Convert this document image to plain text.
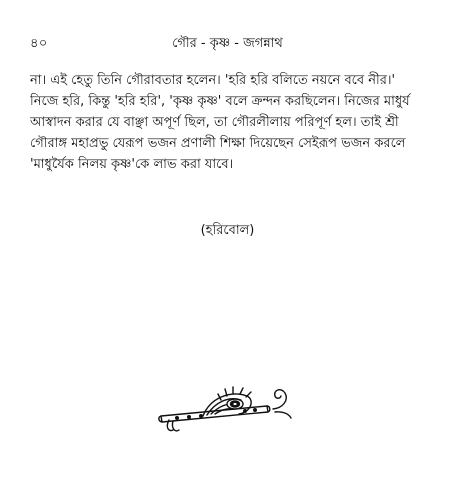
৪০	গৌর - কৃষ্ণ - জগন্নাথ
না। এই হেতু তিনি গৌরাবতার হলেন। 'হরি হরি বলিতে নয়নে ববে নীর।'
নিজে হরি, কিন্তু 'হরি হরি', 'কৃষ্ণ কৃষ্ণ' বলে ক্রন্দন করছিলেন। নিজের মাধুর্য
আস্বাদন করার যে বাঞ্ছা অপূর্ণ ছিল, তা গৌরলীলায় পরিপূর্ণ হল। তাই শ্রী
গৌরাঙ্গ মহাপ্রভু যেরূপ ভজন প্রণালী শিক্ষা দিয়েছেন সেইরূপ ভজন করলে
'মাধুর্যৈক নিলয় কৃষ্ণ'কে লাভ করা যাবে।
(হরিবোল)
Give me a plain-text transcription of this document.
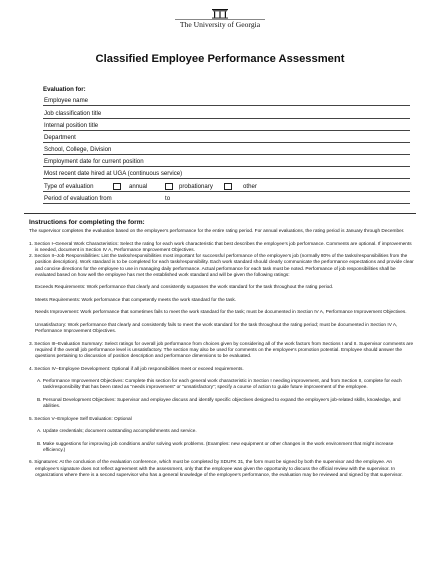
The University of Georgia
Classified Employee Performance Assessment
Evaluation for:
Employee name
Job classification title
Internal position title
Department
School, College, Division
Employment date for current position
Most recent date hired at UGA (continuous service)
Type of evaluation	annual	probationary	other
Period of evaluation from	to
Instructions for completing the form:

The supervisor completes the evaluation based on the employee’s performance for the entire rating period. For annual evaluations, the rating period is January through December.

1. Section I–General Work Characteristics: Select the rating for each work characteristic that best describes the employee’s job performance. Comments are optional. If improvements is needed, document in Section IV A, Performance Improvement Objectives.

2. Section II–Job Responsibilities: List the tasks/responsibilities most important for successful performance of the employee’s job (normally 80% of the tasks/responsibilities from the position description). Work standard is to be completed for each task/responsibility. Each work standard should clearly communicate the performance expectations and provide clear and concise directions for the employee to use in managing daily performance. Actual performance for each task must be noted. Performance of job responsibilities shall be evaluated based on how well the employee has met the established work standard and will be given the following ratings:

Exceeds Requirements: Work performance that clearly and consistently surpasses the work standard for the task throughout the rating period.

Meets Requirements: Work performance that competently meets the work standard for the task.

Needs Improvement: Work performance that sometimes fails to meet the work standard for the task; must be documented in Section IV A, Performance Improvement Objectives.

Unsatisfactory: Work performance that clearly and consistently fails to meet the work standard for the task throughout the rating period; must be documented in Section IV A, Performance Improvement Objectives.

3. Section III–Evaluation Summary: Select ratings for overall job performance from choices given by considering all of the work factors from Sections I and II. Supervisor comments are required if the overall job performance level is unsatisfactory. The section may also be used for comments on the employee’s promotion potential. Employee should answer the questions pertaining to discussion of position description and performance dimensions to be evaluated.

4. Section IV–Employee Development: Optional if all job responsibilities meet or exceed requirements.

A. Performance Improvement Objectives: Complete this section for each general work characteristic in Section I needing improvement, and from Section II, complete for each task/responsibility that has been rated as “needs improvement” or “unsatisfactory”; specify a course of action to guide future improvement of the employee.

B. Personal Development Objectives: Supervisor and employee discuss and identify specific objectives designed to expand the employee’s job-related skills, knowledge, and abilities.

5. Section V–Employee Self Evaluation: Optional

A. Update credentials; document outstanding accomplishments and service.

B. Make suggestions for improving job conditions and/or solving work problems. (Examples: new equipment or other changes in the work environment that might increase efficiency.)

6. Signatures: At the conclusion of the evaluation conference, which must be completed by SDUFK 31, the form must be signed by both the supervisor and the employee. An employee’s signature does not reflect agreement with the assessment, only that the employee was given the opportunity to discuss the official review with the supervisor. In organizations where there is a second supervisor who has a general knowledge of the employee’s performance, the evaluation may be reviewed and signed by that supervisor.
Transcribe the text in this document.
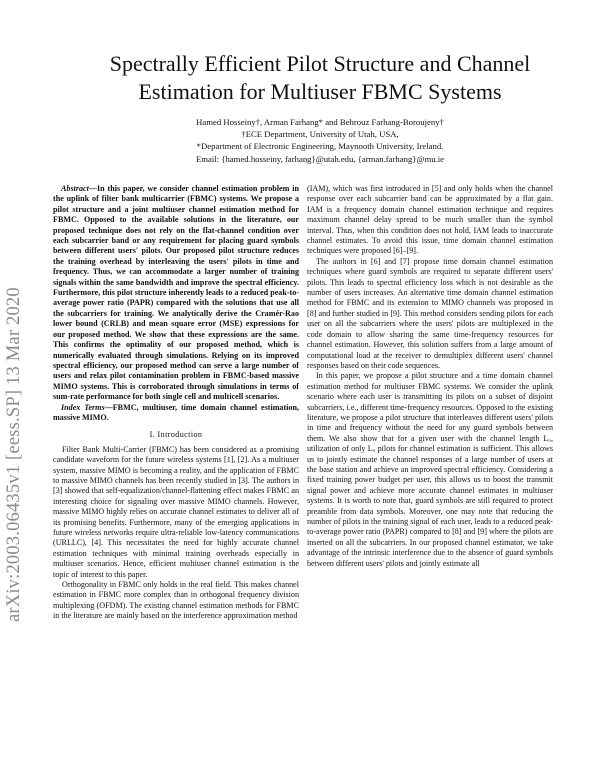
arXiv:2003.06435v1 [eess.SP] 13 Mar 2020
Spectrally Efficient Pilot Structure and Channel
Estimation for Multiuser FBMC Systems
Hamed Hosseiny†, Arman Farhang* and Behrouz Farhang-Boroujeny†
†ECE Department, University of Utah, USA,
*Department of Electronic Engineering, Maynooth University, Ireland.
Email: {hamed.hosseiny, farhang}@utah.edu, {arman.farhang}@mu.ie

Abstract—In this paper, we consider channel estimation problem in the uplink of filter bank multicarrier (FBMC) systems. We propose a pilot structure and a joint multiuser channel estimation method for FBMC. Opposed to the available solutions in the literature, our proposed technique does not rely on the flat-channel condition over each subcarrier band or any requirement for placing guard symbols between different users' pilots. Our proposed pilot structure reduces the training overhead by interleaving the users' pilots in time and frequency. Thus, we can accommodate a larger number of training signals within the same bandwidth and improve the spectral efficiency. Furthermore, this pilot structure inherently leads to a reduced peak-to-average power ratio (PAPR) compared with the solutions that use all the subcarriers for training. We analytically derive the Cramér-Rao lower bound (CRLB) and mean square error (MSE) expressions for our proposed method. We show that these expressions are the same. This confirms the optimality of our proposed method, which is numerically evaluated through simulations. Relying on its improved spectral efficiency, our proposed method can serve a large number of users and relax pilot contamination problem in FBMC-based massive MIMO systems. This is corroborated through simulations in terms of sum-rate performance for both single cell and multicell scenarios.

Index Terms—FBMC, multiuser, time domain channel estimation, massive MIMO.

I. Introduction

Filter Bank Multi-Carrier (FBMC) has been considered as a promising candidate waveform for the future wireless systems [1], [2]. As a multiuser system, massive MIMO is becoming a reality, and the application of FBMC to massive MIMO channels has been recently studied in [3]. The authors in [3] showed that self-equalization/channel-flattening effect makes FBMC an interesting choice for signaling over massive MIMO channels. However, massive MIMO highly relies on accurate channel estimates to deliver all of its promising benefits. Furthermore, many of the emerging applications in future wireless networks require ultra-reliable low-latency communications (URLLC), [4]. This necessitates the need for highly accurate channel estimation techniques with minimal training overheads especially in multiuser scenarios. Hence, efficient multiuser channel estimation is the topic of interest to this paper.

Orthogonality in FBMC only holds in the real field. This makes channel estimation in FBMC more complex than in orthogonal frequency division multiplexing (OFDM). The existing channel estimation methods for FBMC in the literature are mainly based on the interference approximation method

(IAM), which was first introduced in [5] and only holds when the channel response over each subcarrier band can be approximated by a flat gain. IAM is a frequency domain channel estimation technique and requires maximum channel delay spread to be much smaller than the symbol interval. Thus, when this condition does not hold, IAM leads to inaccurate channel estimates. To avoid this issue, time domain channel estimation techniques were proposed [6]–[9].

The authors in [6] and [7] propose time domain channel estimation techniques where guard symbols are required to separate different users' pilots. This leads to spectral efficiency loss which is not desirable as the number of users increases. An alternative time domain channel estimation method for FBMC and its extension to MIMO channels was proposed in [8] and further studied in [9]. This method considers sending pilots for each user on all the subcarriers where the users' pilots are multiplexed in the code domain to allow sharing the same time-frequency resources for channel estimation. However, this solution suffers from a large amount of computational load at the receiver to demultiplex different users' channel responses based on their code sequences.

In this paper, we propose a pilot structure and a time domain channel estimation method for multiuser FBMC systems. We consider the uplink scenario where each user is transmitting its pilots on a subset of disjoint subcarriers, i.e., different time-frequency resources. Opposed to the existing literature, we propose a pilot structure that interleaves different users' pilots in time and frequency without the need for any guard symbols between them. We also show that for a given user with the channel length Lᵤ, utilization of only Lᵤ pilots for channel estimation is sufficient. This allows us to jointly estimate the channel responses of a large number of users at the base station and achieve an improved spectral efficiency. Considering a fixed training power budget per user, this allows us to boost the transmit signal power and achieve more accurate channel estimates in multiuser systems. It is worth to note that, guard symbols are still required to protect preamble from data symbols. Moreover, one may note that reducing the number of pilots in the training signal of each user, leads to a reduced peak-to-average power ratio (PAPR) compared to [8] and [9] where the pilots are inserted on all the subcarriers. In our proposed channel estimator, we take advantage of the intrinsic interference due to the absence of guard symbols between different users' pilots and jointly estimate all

══════════════════════════════

TASK DIRECTIONS: Transcribe each entry above exactly, apart from the pictures.

FULL RESPONSE:
Convert this document image to plain text.
৪০	গৌর - কৃষ্ণ - জগন্নাথ
না। এই হেতু তিনি গৌরাবতার হলেন। 'হরি হরি বলিতে নয়নে ববে নীর।'
নিজে হরি, কিন্তু 'হরি হরি', 'কৃষ্ণ কৃষ্ণ' বলে ক্রন্দন করছিলেন। নিজের মাধুর্য
আস্বাদন করার যে বাঞ্ছা অপূর্ণ ছিল, তা গৌরলীলায় পরিপূর্ণ হল। তাই শ্রী
গৌরাঙ্গ মহাপ্রভু যেরূপ ভজন প্রণালী শিক্ষা দিয়েছেন সেইরূপ ভজন করলে
'মাধুর্যৈক নিলয় কৃষ্ণ'কে লাভ করা যাবে।
(হরিবোল)
Give me a plain-text transcription of this document.
The University of Georgia
Classified Employee Performance Assessment
Evaluation for:
Employee name
Job classification title
Internal position title
Department
School, College, Division
Employment date for current position
Most recent date hired at UGA (continuous service)
Type of evaluation	annual	probationary	other
Period of evaluation from	to
Instructions for completing the form:

The supervisor completes the evaluation based on the employee’s performance for the entire rating period. For annual evaluations, the rating period is January through December.

1. Section I–General Work Characteristics: Select the rating for each work characteristic that best describes the employee’s job performance. Comments are optional. If improvements is needed, document in Section IV A, Performance Improvement Objectives.

2. Section II–Job Responsibilities: List the tasks/responsibilities most important for successful performance of the employee’s job (normally 80% of the tasks/responsibilities from the position description). Work standard is to be completed for each task/responsibility. Each work standard should clearly communicate the performance expectations and provide clear and concise directions for the employee to use in managing daily performance. Actual performance for each task must be noted. Performance of job responsibilities shall be evaluated based on how well the employee has met the established work standard and will be given the following ratings:

Exceeds Requirements: Work performance that clearly and consistently surpasses the work standard for the task throughout the rating period.

Meets Requirements: Work performance that competently meets the work standard for the task.

Needs Improvement: Work performance that sometimes fails to meet the work standard for the task; must be documented in Section IV A, Performance Improvement Objectives.

Unsatisfactory: Work performance that clearly and consistently fails to meet the work standard for the task throughout the rating period; must be documented in Section IV A, Performance Improvement Objectives.

3. Section III–Evaluation Summary: Select ratings for overall job performance from choices given by considering all of the work factors from Sections I and II. Supervisor comments are required if the overall job performance level is unsatisfactory. The section may also be used for comments on the employee’s promotion potential. Employee should answer the questions pertaining to discussion of position description and performance dimensions to be evaluated.

4. Section IV–Employee Development: Optional if all job responsibilities meet or exceed requirements.

A. Performance Improvement Objectives: Complete this section for each general work characteristic in Section I needing improvement, and from Section II, complete for each task/responsibility that has been rated as “needs improvement” or “unsatisfactory”; specify a course of action to guide future improvement of the employee.

B. Personal Development Objectives: Supervisor and employee discuss and identify specific objectives designed to expand the employee’s job-related skills, knowledge, and abilities.

5. Section V–Employee Self Evaluation: Optional

A. Update credentials; document outstanding accomplishments and service.

B. Make suggestions for improving job conditions and/or solving work problems. (Examples: new equipment or other changes in the work environment that might increase efficiency.)

6. Signatures: At the conclusion of the evaluation conference, which must be completed by SDUFK 31, the form must be signed by both the supervisor and the employee. An employee’s signature does not reflect agreement with the assessment, only that the employee was given the opportunity to discuss the official review with the supervisor. In organizations where there is a second supervisor who has a general knowledge of the employee’s performance, the evaluation may be reviewed and signed by that supervisor.
Transcribe the text in this document.
arXiv:2003.06435v1 [eess.SP] 13 Mar 2020
Spectrally Efficient Pilot Structure and Channel
Estimation for Multiuser FBMC Systems
Hamed Hosseiny†, Arman Farhang* and Behrouz Farhang-Boroujeny†
†ECE Department, University of Utah, USA,
*Department of Electronic Engineering, Maynooth University, Ireland.
Email: {hamed.hosseiny, farhang}@utah.edu, {arman.farhang}@mu.ie

Abstract—In this paper, we consider channel estimation problem in the uplink of filter bank multicarrier (FBMC) systems. We propose a pilot structure and a joint multiuser channel estimation method for FBMC. Opposed to the available solutions in the literature, our proposed technique does not rely on the flat-channel condition over each subcarrier band or any requirement for placing guard symbols between different users' pilots. Our proposed pilot structure reduces the training overhead by interleaving the users' pilots in time and frequency. Thus, we can accommodate a larger number of training signals within the same bandwidth and improve the spectral efficiency. Furthermore, this pilot structure inherently leads to a reduced peak-to-average power ratio (PAPR) compared with the solutions that use all the subcarriers for training. We analytically derive the Cramér-Rao lower bound (CRLB) and mean square error (MSE) expressions for our proposed method. We show that these expressions are the same. This confirms the optimality of our proposed method, which is numerically evaluated through simulations. Relying on its improved spectral efficiency, our proposed method can serve a large number of users and relax pilot contamination problem in FBMC-based massive MIMO systems. This is corroborated through simulations in terms of sum-rate performance for both single cell and multicell scenarios.

Index Terms—FBMC, multiuser, time domain channel estimation, massive MIMO.

I. Introduction

Filter Bank Multi-Carrier (FBMC) has been considered as a promising candidate waveform for the future wireless systems [1], [2]. As a multiuser system, massive MIMO is becoming a reality, and the application of FBMC to massive MIMO channels has been recently studied in [3]. The authors in [3] showed that self-equalization/channel-flattening effect makes FBMC an interesting choice for signaling over massive MIMO channels. However, massive MIMO highly relies on accurate channel estimates to deliver all of its promising benefits. Furthermore, many of the emerging applications in future wireless networks require ultra-reliable low-latency communications (URLLC), [4]. This necessitates the need for highly accurate channel estimation techniques with minimal training overheads especially in multiuser scenarios. Hence, efficient multiuser channel estimation is the topic of interest to this paper.

Orthogonality in FBMC only holds in the real field. This makes channel estimation in FBMC more complex than in orthogonal frequency division multiplexing (OFDM). The existing channel estimation methods for FBMC in the literature are mainly based on the interference approximation method

(IAM), which was first introduced in [5] and only holds when the channel response over each subcarrier band can be approximated by a flat gain. IAM is a frequency domain channel estimation technique and requires maximum channel delay spread to be much smaller than the symbol interval. Thus, when this condition does not hold, IAM leads to inaccurate channel estimates. To avoid this issue, time domain channel estimation techniques were proposed [6]–[9].

The authors in [6] and [7] propose time domain channel estimation techniques where guard symbols are required to separate different users' pilots. This leads to spectral efficiency loss which is not desirable as the number of users increases. An alternative time domain channel estimation method for FBMC and its extension to MIMO channels was proposed in [8] and further studied in [9]. This method considers sending pilots for each user on all the subcarriers where the users' pilots are multiplexed in the code domain to allow sharing the same time-frequency resources for channel estimation. However, this solution suffers from a large amount of computational load at the receiver to demultiplex different users' channel responses based on their code sequences.

In this paper, we propose a pilot structure and a time domain channel estimation method for multiuser FBMC systems. We consider the uplink scenario where each user is transmitting its pilots on a subset of disjoint subcarriers, i.e., different time-frequency resources. Opposed to the existing literature, we propose a pilot structure that interleaves different users' pilots in time and frequency without the need for any guard symbols between them. We also show that for a given user with the channel length Lᵤ, utilization of only Lᵤ pilots for channel estimation is sufficient. This allows us to jointly estimate the channel responses of a large number of users at the base station and achieve an improved spectral efficiency. Considering a fixed training power budget per user, this allows us to boost the transmit signal power and achieve more accurate channel estimates in multiuser systems. It is worth to note that, guard symbols are still required to protect preamble from data symbols. Moreover, one may note that reducing the number of pilots in the training signal of each user, leads to a reduced peak-to-average power ratio (PAPR) compared to [8] and [9] where the pilots are inserted on all the subcarriers. In our proposed channel estimator, we take advantage of the intrinsic interference due to the absence of guard symbols between different users' pilots and jointly estimate all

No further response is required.